-------- Material to process
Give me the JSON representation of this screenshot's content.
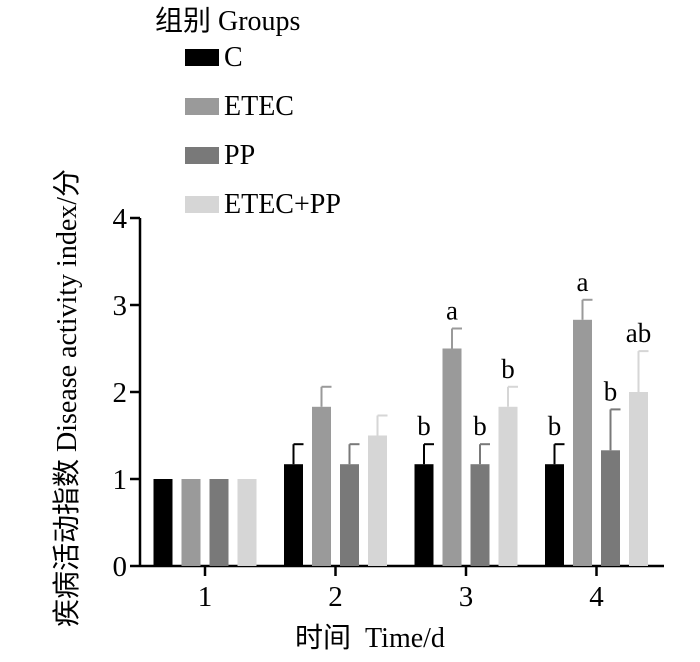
{
  "chart_data": {
    "type": "bar",
    "title": "",
    "xlabel": "时间  Time/d",
    "ylabel": "疾病活动指数 Disease activity index/分",
    "ylim": [
      0,
      4
    ],
    "yticks": [
      "0",
      "1",
      "2",
      "3",
      "4"
    ],
    "categories": [
      "1",
      "2",
      "3",
      "4"
    ],
    "legend": {
      "title": "组别 Groups",
      "placement": "top-left"
    },
    "series": [
      {
        "name": "C",
        "color": "#000000",
        "values": [
          1.0,
          1.17,
          1.17,
          1.17
        ],
        "errors": [
          0,
          0.23,
          0.23,
          0.23
        ],
        "labels": [
          "",
          "",
          "b",
          "b"
        ]
      },
      {
        "name": "ETEC",
        "color": "#9a9a9a",
        "values": [
          1.0,
          1.83,
          2.5,
          2.83
        ],
        "errors": [
          0,
          0.23,
          0.23,
          0.23
        ],
        "labels": [
          "",
          "",
          "a",
          "a"
        ]
      },
      {
        "name": "PP",
        "color": "#797979",
        "values": [
          1.0,
          1.17,
          1.17,
          1.33
        ],
        "errors": [
          0,
          0.23,
          0.23,
          0.47
        ],
        "labels": [
          "",
          "",
          "b",
          "b"
        ]
      },
      {
        "name": "ETEC+PP",
        "color": "#d6d6d6",
        "values": [
          1.0,
          1.5,
          1.83,
          2.0
        ],
        "errors": [
          0,
          0.23,
          0.23,
          0.47
        ],
        "labels": [
          "",
          "",
          "b",
          "ab"
        ]
      }
    ]
  }
}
----------------
### What needs to be done
Output the full set of records above without changing a word, and drop the images.

### Answer to this exercise
Give me the JSON representation of this screenshot's content.
{
  "chart_data": {
    "type": "bar",
    "title": "",
    "xlabel": "时间  Time/d",
    "ylabel": "疾病活动指数 Disease activity index/分",
    "ylim": [
      0,
      4
    ],
    "yticks": [
      "0",
      "1",
      "2",
      "3",
      "4"
    ],
    "categories": [
      "1",
      "2",
      "3",
      "4"
    ],
    "legend": {
      "title": "组别 Groups",
      "placement": "top-left"
    },
    "series": [
      {
        "name": "C",
        "color": "#000000",
        "values": [
          1.0,
          1.17,
          1.17,
          1.17
        ],
        "errors": [
          0,
          0.23,
          0.23,
          0.23
        ],
        "labels": [
          "",
          "",
          "b",
          "b"
        ]
      },
      {
        "name": "ETEC",
        "color": "#9a9a9a",
        "values": [
          1.0,
          1.83,
          2.5,
          2.83
        ],
        "errors": [
          0,
          0.23,
          0.23,
          0.23
        ],
        "labels": [
          "",
          "",
          "a",
          "a"
        ]
      },
      {
        "name": "PP",
        "color": "#797979",
        "values": [
          1.0,
          1.17,
          1.17,
          1.33
        ],
        "errors": [
          0,
          0.23,
          0.23,
          0.47
        ],
        "labels": [
          "",
          "",
          "b",
          "b"
        ]
      },
      {
        "name": "ETEC+PP",
        "color": "#d6d6d6",
        "values": [
          1.0,
          1.5,
          1.83,
          2.0
        ],
        "errors": [
          0,
          0.23,
          0.23,
          0.47
        ],
        "labels": [
          "",
          "",
          "b",
          "ab"
        ]
      }
    ]
  }
}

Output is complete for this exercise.